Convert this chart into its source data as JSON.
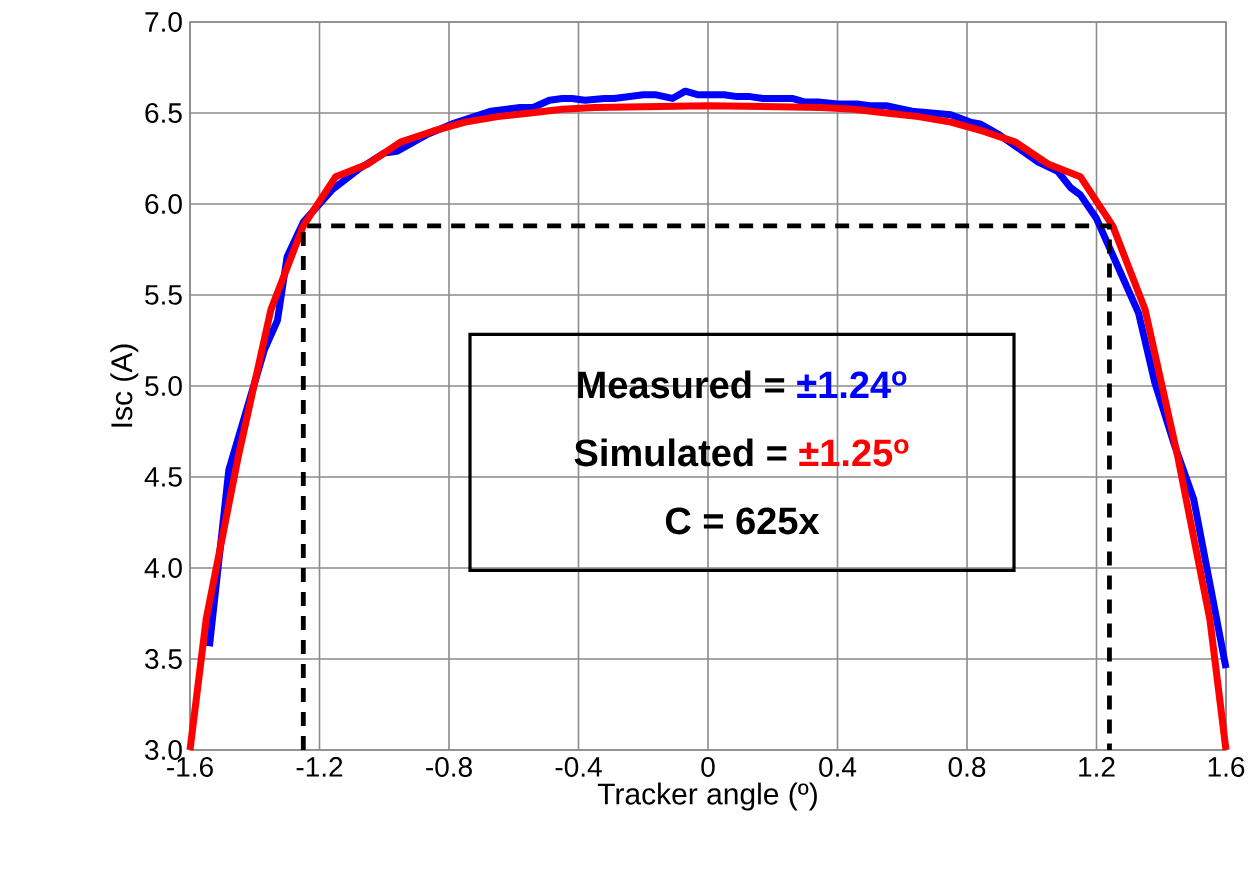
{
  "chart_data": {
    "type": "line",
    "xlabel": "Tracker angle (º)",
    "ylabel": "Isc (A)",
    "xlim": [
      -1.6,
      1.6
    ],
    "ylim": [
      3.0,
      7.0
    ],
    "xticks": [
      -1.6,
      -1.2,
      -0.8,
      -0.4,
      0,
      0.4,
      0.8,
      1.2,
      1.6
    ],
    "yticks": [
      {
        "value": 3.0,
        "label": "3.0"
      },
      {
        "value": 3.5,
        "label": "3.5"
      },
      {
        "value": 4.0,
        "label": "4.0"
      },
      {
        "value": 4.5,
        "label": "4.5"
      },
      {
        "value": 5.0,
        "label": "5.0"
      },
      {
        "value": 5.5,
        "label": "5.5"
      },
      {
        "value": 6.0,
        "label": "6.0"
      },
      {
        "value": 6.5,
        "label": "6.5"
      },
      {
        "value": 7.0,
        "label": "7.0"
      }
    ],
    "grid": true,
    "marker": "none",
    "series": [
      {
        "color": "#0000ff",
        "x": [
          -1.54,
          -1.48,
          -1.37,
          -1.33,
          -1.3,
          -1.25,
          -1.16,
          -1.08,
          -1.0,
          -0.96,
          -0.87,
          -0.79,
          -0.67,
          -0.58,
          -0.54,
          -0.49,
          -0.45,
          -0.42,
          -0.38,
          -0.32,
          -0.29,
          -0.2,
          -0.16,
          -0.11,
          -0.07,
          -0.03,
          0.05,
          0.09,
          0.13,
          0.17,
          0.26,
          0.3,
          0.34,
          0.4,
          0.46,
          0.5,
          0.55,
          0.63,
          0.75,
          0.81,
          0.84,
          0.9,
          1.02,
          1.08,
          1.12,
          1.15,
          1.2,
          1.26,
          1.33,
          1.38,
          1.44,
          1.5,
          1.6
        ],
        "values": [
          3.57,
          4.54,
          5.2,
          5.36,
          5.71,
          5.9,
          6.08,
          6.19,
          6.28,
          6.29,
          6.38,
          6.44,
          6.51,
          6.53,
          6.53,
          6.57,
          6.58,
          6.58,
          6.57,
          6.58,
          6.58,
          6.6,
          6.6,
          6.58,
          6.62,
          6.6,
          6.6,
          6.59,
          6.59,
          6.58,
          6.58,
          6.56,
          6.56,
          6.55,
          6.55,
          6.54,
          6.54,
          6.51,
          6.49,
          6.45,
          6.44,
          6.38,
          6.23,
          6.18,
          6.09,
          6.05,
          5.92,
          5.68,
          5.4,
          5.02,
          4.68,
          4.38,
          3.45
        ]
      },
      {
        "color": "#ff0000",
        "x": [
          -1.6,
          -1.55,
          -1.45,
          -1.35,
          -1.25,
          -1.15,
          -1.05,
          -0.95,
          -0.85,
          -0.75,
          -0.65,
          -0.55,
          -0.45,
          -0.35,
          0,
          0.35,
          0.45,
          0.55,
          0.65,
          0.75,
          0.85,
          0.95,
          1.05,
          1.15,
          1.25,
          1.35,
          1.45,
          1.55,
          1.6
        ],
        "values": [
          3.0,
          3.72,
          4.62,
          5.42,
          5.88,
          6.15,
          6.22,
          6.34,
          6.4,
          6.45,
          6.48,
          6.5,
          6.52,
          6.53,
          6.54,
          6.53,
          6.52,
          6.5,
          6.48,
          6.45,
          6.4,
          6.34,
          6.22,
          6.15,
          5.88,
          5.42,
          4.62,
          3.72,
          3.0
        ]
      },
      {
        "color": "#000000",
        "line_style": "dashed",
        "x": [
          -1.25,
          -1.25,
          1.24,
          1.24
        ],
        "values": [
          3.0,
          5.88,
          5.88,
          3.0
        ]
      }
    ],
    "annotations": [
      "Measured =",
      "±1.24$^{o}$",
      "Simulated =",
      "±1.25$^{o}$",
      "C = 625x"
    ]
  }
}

* * *

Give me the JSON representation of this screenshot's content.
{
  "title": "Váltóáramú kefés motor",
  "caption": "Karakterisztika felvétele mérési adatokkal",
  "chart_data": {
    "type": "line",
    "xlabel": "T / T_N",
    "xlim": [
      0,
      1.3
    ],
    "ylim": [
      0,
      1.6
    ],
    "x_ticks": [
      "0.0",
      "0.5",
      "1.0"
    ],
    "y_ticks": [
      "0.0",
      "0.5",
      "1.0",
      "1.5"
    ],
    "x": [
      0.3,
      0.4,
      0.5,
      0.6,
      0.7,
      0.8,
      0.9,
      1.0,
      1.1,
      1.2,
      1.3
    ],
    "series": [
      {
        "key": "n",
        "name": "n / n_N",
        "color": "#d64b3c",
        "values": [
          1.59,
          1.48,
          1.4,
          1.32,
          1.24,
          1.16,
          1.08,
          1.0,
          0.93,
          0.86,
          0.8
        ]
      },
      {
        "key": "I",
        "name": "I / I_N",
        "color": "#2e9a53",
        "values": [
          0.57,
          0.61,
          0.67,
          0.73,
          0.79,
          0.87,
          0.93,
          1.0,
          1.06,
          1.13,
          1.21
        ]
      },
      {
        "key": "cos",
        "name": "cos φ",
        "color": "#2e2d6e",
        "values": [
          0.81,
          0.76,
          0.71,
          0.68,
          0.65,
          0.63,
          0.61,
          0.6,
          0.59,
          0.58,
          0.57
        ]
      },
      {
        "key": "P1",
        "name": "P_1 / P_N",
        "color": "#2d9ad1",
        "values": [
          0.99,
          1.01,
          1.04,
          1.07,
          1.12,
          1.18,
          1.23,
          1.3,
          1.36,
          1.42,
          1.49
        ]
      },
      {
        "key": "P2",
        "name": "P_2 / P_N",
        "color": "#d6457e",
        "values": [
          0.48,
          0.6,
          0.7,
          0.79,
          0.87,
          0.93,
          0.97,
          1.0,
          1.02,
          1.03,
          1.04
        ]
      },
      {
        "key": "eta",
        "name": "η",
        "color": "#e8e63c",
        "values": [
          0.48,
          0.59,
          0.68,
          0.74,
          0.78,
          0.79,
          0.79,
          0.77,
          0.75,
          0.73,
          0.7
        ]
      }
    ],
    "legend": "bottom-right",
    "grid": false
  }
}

◆ Instructions to follow
Copy out every line of the listing that contains the string "color".

◆ Written solution
        "color": "#0000ff",
        "color": "#ff0000",
        "color": "#000000",
        "color": "#d64b3c",
        "color": "#2e9a53",
        "color": "#2e2d6e",
        "color": "#2d9ad1",
        "color": "#d6457e",
        "color": "#e8e63c",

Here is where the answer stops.